══ Records for this task
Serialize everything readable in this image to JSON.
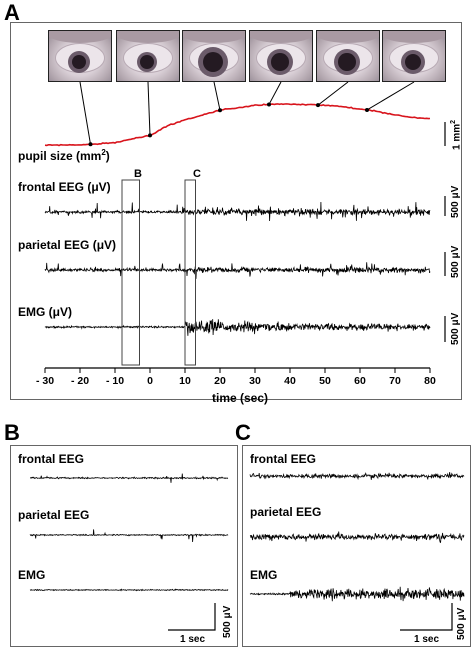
{
  "panelA": {
    "label": "A",
    "pupil_label": "pupil size (mm",
    "pupil_label_sup": "2",
    "pupil_label_close": ")",
    "eeg_frontal_label": "frontal EEG (μV)",
    "eeg_parietal_label": "parietal EEG (μV)",
    "emg_label": "EMG (μV)",
    "box_b_label": "B",
    "box_c_label": "C",
    "scale_area": "1 mm",
    "scale_area_sup": "2",
    "scale_uv_1": "500 μV",
    "scale_uv_2": "500 μV",
    "scale_uv_3": "500 μV",
    "xlabel": "time (sec)",
    "xticks": [
      "- 30",
      "- 20",
      "- 10",
      "0",
      "10",
      "20",
      "30",
      "40",
      "50",
      "60",
      "70",
      "80"
    ],
    "pupil_points": [
      [
        -30,
        -0.7
      ],
      [
        -20,
        -0.7
      ],
      [
        -10,
        -0.6
      ],
      [
        0,
        -0.3
      ],
      [
        5,
        0.1
      ],
      [
        10,
        0.35
      ],
      [
        15,
        0.55
      ],
      [
        20,
        0.75
      ],
      [
        25,
        0.85
      ],
      [
        30,
        0.95
      ],
      [
        35,
        1.0
      ],
      [
        40,
        1.0
      ],
      [
        45,
        0.98
      ],
      [
        50,
        0.95
      ],
      [
        55,
        0.9
      ],
      [
        60,
        0.8
      ],
      [
        65,
        0.7
      ],
      [
        70,
        0.55
      ],
      [
        75,
        0.45
      ],
      [
        80,
        0.4
      ]
    ],
    "eye_times": [
      -17,
      0,
      20,
      34,
      48,
      62
    ],
    "eye_pupil_sizes": [
      0.34,
      0.32,
      0.46,
      0.4,
      0.4,
      0.38
    ]
  },
  "panelB": {
    "label": "B",
    "frontal": "frontal EEG",
    "parietal": "parietal EEG",
    "emg": "EMG",
    "scale_uv": "500 μV",
    "scale_t": "1 sec"
  },
  "panelC": {
    "label": "C",
    "frontal": "frontal EEG",
    "parietal": "parietal EEG",
    "emg": "EMG",
    "scale_uv": "500 μV",
    "scale_t": "1 sec"
  },
  "colors": {
    "pupil_trace": "#d8141c",
    "trace": "#000000",
    "frame": "#555555"
  }
}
════
● Prompt: Reproduce each entry precisely. Leave the pictures out.

● Response:
Serialize everything readable in this image to JSON.
{
  "panelA": {
    "label": "A",
    "pupil_label": "pupil size (mm",
    "pupil_label_sup": "2",
    "pupil_label_close": ")",
    "eeg_frontal_label": "frontal EEG (μV)",
    "eeg_parietal_label": "parietal EEG (μV)",
    "emg_label": "EMG (μV)",
    "box_b_label": "B",
    "box_c_label": "C",
    "scale_area": "1 mm",
    "scale_area_sup": "2",
    "scale_uv_1": "500 μV",
    "scale_uv_2": "500 μV",
    "scale_uv_3": "500 μV",
    "xlabel": "time (sec)",
    "xticks": [
      "- 30",
      "- 20",
      "- 10",
      "0",
      "10",
      "20",
      "30",
      "40",
      "50",
      "60",
      "70",
      "80"
    ],
    "pupil_points": [
      [
        -30,
        -0.7
      ],
      [
        -20,
        -0.7
      ],
      [
        -10,
        -0.6
      ],
      [
        0,
        -0.3
      ],
      [
        5,
        0.1
      ],
      [
        10,
        0.35
      ],
      [
        15,
        0.55
      ],
      [
        20,
        0.75
      ],
      [
        25,
        0.85
      ],
      [
        30,
        0.95
      ],
      [
        35,
        1.0
      ],
      [
        40,
        1.0
      ],
      [
        45,
        0.98
      ],
      [
        50,
        0.95
      ],
      [
        55,
        0.9
      ],
      [
        60,
        0.8
      ],
      [
        65,
        0.7
      ],
      [
        70,
        0.55
      ],
      [
        75,
        0.45
      ],
      [
        80,
        0.4
      ]
    ],
    "eye_times": [
      -17,
      0,
      20,
      34,
      48,
      62
    ],
    "eye_pupil_sizes": [
      0.34,
      0.32,
      0.46,
      0.4,
      0.4,
      0.38
    ]
  },
  "panelB": {
    "label": "B",
    "frontal": "frontal EEG",
    "parietal": "parietal EEG",
    "emg": "EMG",
    "scale_uv": "500 μV",
    "scale_t": "1 sec"
  },
  "panelC": {
    "label": "C",
    "frontal": "frontal EEG",
    "parietal": "parietal EEG",
    "emg": "EMG",
    "scale_uv": "500 μV",
    "scale_t": "1 sec"
  },
  "colors": {
    "pupil_trace": "#d8141c",
    "trace": "#000000",
    "frame": "#555555"
  }
}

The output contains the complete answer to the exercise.